*Your goal*. Repeat word for word the lines from the one holding "Extract the structured" through the end, both ends included, and leave out every picture.

--- Record set ---

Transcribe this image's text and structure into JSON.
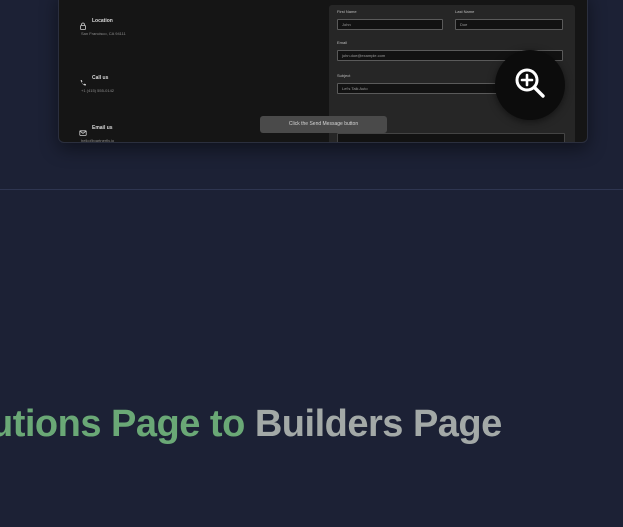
{
  "preview": {
    "contact_items": [
      {
        "title": "Location",
        "value": "San Francisco, CA 94111",
        "icon": "lock-icon"
      },
      {
        "title": "Call us",
        "value": "+1 (415) 555-0142",
        "icon": "phone-icon"
      },
      {
        "title": "Email us",
        "value": "hello@partnerfly.io",
        "icon": "mail-icon"
      }
    ],
    "form": {
      "first_name_label": "First Name",
      "first_name_value": "John",
      "last_name_label": "Last Name",
      "last_name_value": "Doe",
      "email_label": "Email",
      "email_value": "john.doe@example.com",
      "subject_label": "Subject",
      "subject_value": "Let's Talk Auto"
    },
    "tooltip": "Click the Send Message button",
    "zoom_icon": "zoom-in-icon"
  },
  "headline": {
    "part1": "utions Page to ",
    "part2": "Builders Page"
  },
  "colors": {
    "background": "#1c2135",
    "headline_green": "#6aa876",
    "headline_gray": "#a3a9a7"
  }
}
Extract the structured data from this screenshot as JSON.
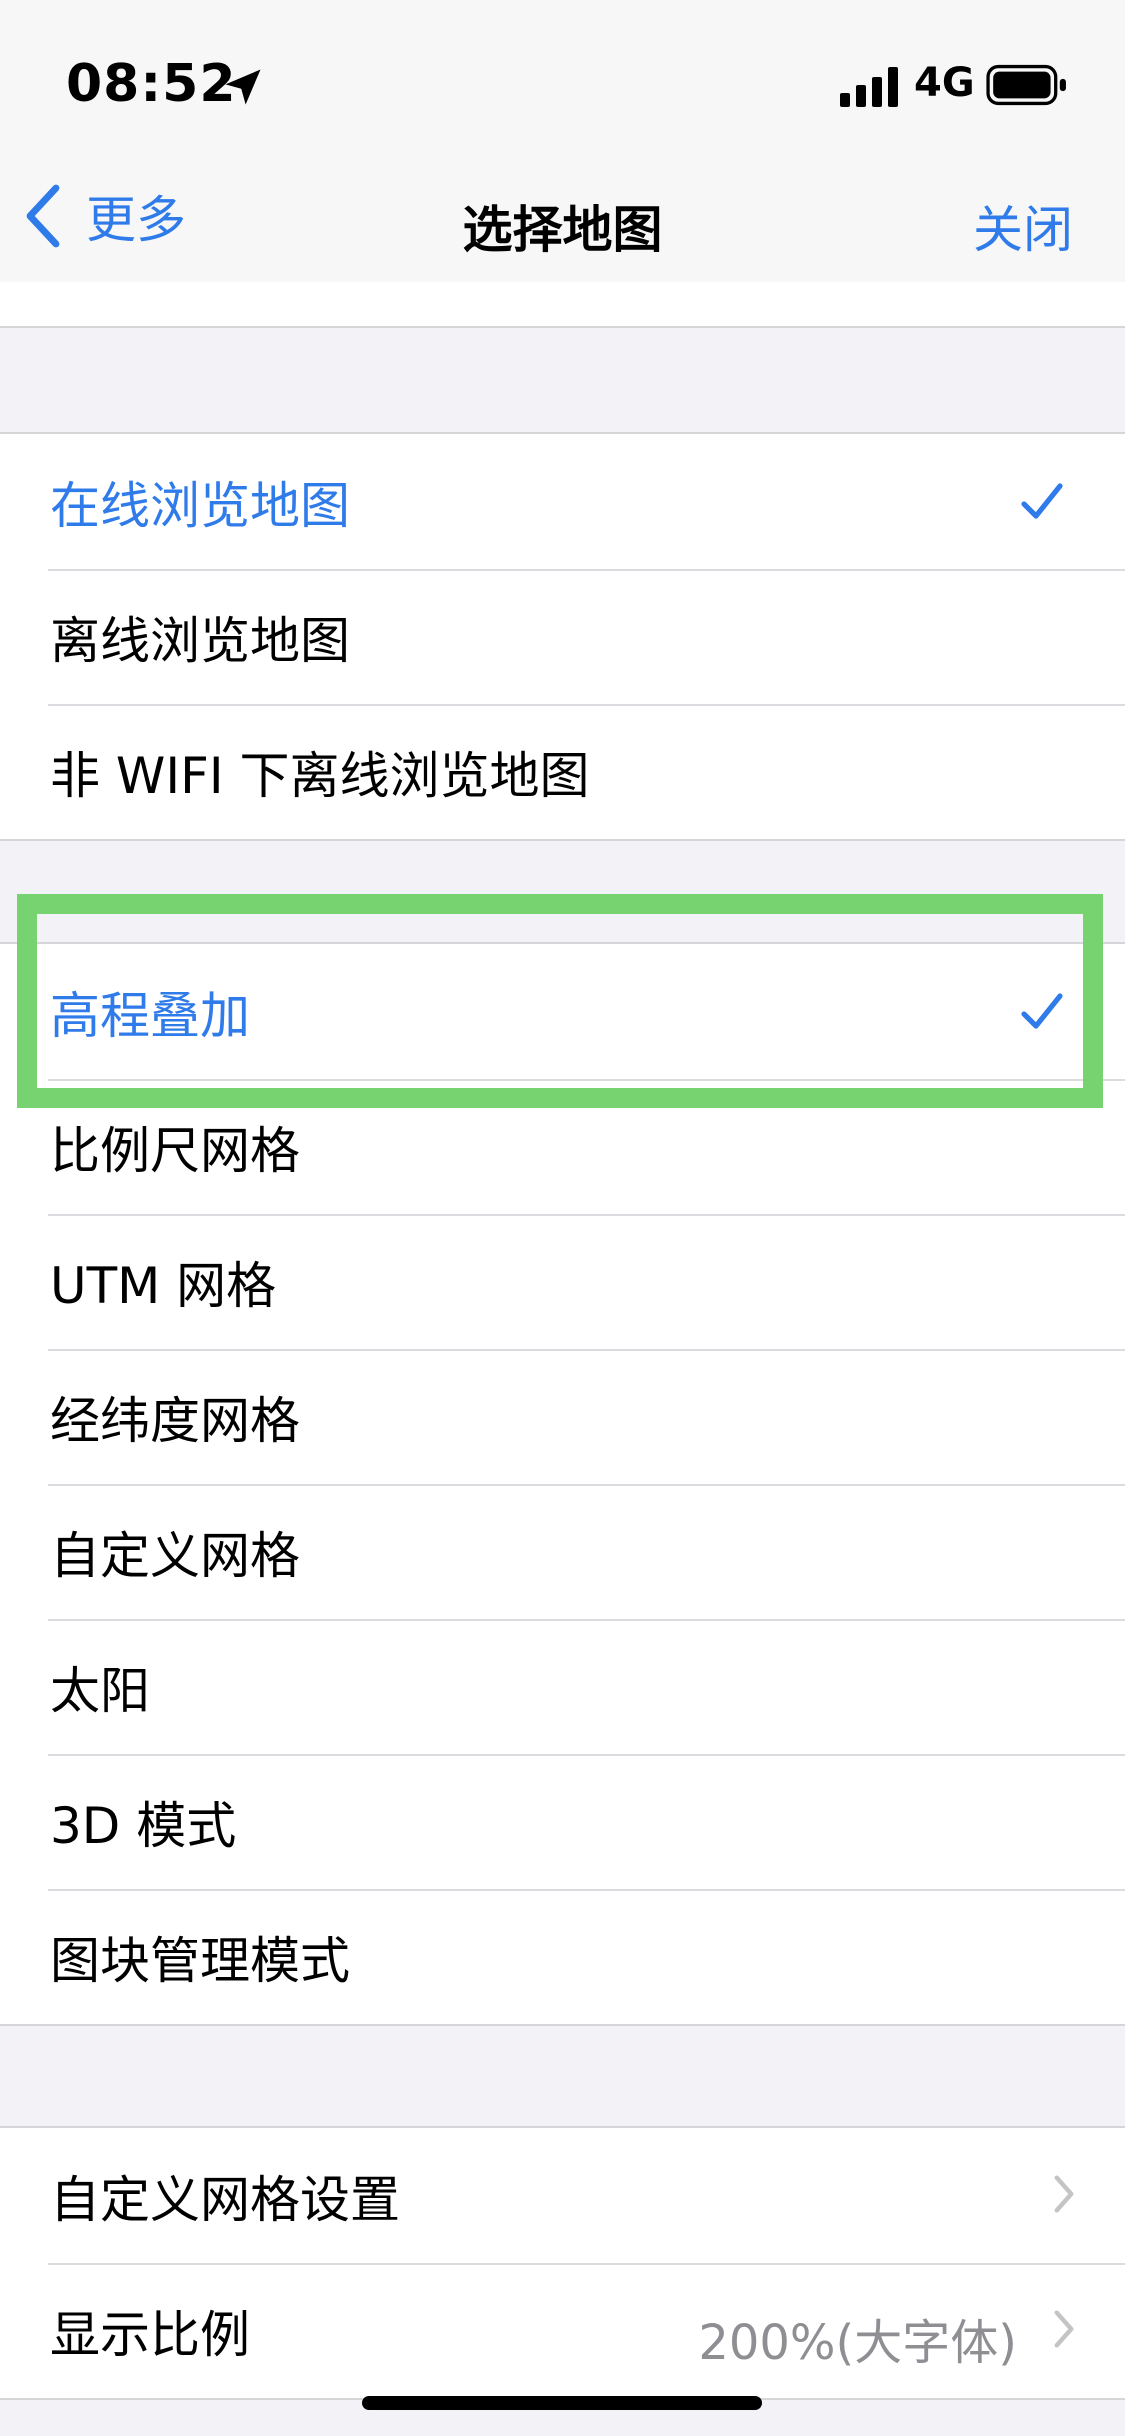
{
  "status_bar": {
    "time": "08:52",
    "network": "4G",
    "icons": [
      "location-arrow-icon",
      "signal-bars-icon",
      "battery-icon"
    ]
  },
  "nav": {
    "back_label": "更多",
    "title": "选择地图",
    "close_label": "关闭",
    "icons": [
      "chevron-left-icon"
    ]
  },
  "groups": {
    "browse": [
      {
        "label": "在线浏览地图",
        "selected": true
      },
      {
        "label": "离线浏览地图",
        "selected": false
      },
      {
        "label": "非 WIFI 下离线浏览地图",
        "selected": false
      }
    ],
    "overlays": [
      {
        "label": "高程叠加",
        "selected": true
      },
      {
        "label": "比例尺网格",
        "selected": false
      },
      {
        "label": "UTM 网格",
        "selected": false
      },
      {
        "label": "经纬度网格",
        "selected": false
      },
      {
        "label": "自定义网格",
        "selected": false
      },
      {
        "label": "太阳",
        "selected": false
      },
      {
        "label": "3D 模式",
        "selected": false
      },
      {
        "label": "图块管理模式",
        "selected": false
      }
    ],
    "settings": [
      {
        "label": "自定义网格设置",
        "detail": ""
      },
      {
        "label": "显示比例",
        "detail": "200%(大字体)"
      }
    ]
  },
  "colors": {
    "accent": "#2f7bea",
    "highlight": "#77d36f",
    "background": "#f2f2f7"
  }
}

---

*Exercise answer*.
Extract the structured data from this screenshot as JSON.
{
  "status_bar": {
    "time": "08:52",
    "network": "4G",
    "icons": [
      "location-arrow-icon",
      "signal-bars-icon",
      "battery-icon"
    ]
  },
  "nav": {
    "back_label": "更多",
    "title": "选择地图",
    "close_label": "关闭",
    "icons": [
      "chevron-left-icon"
    ]
  },
  "groups": {
    "browse": [
      {
        "label": "在线浏览地图",
        "selected": true
      },
      {
        "label": "离线浏览地图",
        "selected": false
      },
      {
        "label": "非 WIFI 下离线浏览地图",
        "selected": false
      }
    ],
    "overlays": [
      {
        "label": "高程叠加",
        "selected": true
      },
      {
        "label": "比例尺网格",
        "selected": false
      },
      {
        "label": "UTM 网格",
        "selected": false
      },
      {
        "label": "经纬度网格",
        "selected": false
      },
      {
        "label": "自定义网格",
        "selected": false
      },
      {
        "label": "太阳",
        "selected": false
      },
      {
        "label": "3D 模式",
        "selected": false
      },
      {
        "label": "图块管理模式",
        "selected": false
      }
    ],
    "settings": [
      {
        "label": "自定义网格设置",
        "detail": ""
      },
      {
        "label": "显示比例",
        "detail": "200%(大字体)"
      }
    ]
  },
  "colors": {
    "accent": "#2f7bea",
    "highlight": "#77d36f",
    "background": "#f2f2f7"
  }
}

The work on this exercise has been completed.